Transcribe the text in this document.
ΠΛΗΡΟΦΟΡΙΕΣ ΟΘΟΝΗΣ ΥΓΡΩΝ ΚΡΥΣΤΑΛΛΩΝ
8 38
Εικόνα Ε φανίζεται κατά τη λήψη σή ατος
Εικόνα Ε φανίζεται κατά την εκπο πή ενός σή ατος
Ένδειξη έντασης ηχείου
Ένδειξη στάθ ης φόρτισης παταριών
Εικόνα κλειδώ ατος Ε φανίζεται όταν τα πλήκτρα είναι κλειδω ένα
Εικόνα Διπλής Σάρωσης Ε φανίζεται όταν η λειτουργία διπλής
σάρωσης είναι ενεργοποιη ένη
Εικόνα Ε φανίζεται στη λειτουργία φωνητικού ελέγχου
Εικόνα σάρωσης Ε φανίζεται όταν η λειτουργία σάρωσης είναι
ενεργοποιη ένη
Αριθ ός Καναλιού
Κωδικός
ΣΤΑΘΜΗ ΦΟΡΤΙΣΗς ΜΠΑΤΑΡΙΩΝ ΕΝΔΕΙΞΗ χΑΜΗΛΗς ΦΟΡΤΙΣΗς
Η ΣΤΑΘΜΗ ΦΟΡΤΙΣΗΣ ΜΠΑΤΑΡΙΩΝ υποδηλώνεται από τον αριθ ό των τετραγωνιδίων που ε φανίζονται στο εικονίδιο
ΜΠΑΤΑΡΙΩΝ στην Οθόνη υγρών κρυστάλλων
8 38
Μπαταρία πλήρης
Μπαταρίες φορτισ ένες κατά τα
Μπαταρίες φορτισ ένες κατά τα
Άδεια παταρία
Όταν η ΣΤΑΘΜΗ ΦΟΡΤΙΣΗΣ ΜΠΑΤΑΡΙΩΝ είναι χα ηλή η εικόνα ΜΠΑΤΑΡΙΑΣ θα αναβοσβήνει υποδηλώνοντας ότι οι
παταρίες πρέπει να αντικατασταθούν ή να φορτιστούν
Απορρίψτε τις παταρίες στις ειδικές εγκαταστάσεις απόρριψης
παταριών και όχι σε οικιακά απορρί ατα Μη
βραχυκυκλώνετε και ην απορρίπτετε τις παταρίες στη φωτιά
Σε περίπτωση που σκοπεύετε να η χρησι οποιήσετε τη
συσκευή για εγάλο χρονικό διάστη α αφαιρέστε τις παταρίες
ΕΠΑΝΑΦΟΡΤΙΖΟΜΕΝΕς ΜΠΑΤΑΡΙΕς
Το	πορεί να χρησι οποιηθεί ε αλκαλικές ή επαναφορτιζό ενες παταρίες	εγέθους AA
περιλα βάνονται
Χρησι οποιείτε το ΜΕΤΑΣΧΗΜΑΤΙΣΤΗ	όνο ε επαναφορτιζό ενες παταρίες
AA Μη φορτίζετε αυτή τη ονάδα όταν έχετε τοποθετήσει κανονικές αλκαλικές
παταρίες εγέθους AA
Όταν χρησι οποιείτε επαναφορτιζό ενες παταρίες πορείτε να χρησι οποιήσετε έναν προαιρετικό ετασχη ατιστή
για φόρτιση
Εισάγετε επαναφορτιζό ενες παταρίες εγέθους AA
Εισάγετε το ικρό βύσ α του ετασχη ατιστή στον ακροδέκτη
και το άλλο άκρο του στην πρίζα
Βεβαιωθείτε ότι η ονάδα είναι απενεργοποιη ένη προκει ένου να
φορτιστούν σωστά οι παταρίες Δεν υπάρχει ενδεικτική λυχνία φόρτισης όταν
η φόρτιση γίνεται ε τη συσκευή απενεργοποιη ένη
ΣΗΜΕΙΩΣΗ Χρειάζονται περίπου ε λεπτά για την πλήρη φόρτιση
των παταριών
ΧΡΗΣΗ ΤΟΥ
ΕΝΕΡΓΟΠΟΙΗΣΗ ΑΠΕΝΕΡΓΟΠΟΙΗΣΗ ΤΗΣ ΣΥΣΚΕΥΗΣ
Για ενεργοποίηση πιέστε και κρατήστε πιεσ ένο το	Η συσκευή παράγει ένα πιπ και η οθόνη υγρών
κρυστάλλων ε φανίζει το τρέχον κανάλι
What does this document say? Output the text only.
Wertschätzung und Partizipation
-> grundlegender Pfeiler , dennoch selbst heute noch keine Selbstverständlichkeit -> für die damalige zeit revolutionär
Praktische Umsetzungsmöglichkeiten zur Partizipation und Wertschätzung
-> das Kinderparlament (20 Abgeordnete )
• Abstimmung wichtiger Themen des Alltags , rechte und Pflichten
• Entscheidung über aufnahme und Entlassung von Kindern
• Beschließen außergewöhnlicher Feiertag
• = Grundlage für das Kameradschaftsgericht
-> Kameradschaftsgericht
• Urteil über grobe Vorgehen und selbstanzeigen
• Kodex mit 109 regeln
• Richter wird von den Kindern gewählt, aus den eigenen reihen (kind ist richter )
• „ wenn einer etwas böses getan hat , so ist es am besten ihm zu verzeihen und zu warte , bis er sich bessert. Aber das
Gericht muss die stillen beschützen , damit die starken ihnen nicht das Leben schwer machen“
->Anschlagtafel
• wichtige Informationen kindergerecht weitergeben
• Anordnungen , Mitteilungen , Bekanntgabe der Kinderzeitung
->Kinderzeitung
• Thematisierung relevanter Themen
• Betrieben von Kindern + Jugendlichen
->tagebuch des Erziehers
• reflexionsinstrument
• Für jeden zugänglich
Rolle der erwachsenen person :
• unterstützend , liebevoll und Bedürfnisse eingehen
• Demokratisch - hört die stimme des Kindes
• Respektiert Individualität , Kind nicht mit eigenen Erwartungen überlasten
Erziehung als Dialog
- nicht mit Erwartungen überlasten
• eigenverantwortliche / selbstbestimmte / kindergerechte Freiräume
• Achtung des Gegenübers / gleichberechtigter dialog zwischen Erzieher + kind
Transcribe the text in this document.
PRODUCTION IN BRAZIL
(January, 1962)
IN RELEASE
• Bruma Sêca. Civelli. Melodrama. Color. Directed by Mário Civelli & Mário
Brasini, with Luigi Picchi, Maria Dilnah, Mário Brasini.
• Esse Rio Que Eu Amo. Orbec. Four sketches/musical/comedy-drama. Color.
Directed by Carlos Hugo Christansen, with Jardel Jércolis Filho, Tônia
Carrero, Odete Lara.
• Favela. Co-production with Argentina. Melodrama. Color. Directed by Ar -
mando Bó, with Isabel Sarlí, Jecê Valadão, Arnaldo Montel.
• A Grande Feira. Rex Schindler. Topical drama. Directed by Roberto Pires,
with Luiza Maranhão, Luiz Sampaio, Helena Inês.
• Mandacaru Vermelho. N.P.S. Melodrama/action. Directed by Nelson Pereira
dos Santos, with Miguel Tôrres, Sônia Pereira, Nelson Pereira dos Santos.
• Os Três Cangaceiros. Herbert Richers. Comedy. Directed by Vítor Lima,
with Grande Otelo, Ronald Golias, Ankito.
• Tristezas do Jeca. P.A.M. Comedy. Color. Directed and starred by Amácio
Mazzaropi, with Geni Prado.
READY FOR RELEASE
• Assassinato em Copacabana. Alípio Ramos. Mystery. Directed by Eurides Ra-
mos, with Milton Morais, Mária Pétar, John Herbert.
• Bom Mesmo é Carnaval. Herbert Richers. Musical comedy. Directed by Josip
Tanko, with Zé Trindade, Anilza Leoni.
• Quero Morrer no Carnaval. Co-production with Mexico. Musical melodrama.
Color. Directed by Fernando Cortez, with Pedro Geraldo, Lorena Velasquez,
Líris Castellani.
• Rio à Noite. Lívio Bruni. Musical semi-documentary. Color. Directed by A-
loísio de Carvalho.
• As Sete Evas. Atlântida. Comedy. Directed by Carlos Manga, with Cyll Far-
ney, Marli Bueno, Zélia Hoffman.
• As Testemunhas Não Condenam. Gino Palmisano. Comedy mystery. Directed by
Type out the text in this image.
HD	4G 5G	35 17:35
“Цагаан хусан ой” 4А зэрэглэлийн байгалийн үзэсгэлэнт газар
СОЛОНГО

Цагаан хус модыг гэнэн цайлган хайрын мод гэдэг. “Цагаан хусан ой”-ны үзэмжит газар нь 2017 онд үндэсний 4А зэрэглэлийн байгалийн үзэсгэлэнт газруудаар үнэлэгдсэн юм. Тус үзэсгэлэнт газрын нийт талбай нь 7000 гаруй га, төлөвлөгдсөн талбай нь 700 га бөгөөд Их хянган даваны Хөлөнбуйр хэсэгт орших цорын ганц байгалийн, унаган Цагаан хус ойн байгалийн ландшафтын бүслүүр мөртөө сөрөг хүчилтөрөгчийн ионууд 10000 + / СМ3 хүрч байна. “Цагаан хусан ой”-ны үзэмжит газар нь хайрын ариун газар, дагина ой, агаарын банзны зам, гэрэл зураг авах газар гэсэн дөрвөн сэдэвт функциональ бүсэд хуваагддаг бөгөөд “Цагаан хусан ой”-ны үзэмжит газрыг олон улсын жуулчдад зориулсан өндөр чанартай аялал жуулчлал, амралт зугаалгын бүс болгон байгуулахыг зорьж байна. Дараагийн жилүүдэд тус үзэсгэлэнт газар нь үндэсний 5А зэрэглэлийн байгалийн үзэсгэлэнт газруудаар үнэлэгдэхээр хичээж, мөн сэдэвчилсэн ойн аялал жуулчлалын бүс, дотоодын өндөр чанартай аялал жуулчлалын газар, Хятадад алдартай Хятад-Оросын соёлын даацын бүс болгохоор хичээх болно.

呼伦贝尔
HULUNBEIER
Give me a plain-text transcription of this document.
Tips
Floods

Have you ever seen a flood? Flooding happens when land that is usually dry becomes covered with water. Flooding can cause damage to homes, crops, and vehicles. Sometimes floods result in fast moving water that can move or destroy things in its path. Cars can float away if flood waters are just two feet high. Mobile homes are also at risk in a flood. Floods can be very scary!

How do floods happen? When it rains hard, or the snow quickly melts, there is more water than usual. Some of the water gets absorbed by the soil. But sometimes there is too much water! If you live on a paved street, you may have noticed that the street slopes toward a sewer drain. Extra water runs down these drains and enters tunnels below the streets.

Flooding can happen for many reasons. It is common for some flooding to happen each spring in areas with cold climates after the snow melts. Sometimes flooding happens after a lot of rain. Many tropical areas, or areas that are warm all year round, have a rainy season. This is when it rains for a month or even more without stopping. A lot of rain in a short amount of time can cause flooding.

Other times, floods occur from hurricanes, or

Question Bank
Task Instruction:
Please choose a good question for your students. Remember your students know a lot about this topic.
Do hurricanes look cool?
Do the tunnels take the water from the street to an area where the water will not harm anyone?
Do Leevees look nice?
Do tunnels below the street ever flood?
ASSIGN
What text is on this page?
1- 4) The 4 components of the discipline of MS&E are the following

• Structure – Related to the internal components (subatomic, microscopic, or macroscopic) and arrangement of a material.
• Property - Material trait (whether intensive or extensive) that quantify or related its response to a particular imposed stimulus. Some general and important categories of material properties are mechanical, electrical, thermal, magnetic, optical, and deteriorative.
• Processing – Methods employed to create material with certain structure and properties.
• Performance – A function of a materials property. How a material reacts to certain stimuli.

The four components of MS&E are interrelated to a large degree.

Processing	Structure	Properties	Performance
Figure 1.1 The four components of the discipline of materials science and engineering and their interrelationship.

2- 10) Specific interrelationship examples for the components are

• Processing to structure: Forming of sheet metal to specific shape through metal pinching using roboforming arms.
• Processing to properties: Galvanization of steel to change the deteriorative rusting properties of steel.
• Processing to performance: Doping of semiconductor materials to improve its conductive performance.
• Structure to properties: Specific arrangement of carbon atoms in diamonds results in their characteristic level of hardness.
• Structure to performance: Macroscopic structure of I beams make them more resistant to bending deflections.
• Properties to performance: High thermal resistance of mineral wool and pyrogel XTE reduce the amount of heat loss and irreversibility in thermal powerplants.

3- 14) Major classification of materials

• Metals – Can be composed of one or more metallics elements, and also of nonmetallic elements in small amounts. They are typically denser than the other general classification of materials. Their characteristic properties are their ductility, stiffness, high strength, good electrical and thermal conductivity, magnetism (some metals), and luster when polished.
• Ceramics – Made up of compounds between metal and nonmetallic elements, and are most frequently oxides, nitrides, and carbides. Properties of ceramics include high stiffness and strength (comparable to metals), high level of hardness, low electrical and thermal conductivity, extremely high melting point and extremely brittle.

━━━━━━━━━━

◆ **Exercise**:
Return all the lines that contain the string "στην".

◆ **Correct result**:
ΜΠΑΤΑΡΙΩΝ στην Οθόνη υγρών κρυστάλλων
και το άλλο άκρο του στην πρίζα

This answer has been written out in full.